[Items from a figure collection]
********

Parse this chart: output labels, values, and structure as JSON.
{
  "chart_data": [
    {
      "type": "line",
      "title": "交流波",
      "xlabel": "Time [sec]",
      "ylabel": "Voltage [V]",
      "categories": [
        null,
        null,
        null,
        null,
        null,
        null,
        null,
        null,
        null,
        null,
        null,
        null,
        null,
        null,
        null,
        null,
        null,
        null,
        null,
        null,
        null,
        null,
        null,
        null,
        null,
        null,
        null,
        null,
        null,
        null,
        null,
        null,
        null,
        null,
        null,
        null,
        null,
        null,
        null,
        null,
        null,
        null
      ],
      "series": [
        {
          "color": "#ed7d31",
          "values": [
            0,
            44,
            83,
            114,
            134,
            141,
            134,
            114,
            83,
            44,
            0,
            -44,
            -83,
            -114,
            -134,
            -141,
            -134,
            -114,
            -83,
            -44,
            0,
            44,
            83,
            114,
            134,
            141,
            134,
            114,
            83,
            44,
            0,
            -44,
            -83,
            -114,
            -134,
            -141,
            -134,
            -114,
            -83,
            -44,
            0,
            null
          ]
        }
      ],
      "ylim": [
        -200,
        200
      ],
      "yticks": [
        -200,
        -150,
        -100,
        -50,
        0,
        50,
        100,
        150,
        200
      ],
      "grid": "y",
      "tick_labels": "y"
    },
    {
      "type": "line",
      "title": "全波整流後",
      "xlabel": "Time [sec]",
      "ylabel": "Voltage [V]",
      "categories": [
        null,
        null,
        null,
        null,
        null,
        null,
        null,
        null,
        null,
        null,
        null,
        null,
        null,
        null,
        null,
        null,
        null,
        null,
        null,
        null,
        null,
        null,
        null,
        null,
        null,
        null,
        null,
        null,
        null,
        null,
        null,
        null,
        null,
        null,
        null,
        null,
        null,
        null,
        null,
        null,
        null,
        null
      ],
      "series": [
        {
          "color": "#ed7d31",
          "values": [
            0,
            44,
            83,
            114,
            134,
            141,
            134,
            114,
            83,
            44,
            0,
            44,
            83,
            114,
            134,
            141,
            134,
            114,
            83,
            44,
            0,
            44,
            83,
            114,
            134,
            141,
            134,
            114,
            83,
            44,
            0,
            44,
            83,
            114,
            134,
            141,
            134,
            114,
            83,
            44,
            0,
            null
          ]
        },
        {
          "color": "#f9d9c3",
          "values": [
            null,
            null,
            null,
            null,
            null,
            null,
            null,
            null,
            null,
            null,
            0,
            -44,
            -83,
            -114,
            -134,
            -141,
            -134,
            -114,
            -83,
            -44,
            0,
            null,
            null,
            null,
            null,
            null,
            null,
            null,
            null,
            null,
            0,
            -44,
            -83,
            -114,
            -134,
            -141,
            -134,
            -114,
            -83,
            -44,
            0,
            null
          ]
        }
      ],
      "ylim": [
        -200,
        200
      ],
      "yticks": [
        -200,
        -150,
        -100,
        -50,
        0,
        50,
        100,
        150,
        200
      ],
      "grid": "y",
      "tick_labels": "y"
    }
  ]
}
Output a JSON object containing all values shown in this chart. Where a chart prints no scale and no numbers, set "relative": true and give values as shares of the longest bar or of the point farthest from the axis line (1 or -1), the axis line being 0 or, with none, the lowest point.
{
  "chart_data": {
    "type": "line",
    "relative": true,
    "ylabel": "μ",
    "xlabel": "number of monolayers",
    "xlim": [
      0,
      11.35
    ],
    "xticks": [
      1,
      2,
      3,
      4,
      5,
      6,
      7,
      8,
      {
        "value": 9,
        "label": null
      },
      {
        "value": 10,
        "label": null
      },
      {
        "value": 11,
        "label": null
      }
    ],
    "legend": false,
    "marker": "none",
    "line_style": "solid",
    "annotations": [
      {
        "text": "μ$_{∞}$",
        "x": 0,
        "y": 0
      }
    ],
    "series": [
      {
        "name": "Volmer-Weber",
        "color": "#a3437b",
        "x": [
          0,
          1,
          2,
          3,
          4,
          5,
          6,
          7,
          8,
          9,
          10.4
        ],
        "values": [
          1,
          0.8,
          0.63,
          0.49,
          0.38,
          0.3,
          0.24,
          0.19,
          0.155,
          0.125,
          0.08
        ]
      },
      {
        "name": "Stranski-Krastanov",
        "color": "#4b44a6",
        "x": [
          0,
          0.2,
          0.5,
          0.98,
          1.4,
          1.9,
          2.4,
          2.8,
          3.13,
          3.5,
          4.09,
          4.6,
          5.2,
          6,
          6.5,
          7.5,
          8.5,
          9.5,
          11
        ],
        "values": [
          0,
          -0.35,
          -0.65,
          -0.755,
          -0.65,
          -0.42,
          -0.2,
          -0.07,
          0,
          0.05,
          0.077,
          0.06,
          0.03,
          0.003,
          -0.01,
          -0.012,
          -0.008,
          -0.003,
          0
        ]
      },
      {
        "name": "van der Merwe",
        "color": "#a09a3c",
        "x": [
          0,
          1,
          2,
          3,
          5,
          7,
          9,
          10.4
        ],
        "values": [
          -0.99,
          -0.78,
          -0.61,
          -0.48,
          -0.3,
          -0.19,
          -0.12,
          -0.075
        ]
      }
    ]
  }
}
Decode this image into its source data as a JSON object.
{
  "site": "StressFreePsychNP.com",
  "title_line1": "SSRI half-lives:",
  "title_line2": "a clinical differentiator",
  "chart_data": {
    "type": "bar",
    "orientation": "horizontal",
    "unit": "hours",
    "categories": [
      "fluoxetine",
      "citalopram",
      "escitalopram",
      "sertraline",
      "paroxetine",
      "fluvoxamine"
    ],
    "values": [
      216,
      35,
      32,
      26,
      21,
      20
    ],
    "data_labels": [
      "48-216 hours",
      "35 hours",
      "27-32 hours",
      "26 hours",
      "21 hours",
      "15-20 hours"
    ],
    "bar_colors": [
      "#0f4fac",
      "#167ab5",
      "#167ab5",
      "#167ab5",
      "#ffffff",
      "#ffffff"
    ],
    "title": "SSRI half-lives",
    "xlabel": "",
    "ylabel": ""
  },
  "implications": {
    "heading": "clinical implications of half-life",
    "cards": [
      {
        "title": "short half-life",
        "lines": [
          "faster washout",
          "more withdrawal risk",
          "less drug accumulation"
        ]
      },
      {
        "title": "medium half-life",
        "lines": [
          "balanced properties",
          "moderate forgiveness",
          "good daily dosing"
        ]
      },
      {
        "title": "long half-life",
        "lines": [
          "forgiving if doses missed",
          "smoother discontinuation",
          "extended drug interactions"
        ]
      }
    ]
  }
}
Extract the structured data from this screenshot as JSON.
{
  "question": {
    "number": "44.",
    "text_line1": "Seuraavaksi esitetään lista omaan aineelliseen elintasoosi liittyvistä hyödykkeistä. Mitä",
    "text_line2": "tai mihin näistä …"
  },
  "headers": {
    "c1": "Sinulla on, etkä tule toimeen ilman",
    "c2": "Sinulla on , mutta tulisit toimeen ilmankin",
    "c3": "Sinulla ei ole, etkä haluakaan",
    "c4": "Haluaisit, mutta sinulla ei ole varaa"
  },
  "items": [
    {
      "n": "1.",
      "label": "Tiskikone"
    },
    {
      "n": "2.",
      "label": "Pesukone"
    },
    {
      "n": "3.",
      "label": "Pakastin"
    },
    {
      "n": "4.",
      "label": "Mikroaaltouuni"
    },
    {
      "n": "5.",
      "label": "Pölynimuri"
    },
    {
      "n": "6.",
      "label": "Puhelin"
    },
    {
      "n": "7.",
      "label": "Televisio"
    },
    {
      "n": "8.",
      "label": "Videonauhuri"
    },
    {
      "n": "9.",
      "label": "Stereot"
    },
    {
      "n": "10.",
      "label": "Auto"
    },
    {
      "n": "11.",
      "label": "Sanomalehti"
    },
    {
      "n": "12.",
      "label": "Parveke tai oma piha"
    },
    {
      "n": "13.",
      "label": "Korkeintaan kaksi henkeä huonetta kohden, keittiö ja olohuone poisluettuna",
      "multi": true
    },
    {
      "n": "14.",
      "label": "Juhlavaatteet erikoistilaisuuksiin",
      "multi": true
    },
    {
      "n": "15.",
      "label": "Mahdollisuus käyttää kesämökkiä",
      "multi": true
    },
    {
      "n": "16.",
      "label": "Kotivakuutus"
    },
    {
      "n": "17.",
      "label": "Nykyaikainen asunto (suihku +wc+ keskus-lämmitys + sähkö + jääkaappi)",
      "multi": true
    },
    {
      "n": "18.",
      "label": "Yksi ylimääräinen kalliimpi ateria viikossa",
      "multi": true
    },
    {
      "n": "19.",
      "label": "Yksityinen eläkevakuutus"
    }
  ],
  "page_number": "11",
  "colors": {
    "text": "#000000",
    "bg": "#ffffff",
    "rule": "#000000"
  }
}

********

=== EXERCISE INSTRUCTIONS ===
Which lines in the records above contain the string "ylabel"? Copy each one.

=== WRITTEN RESPONSE ===
      "ylabel": "Voltage [V]",
      "ylabel": "Voltage [V]",
    "ylabel": "μ",
    "ylabel": ""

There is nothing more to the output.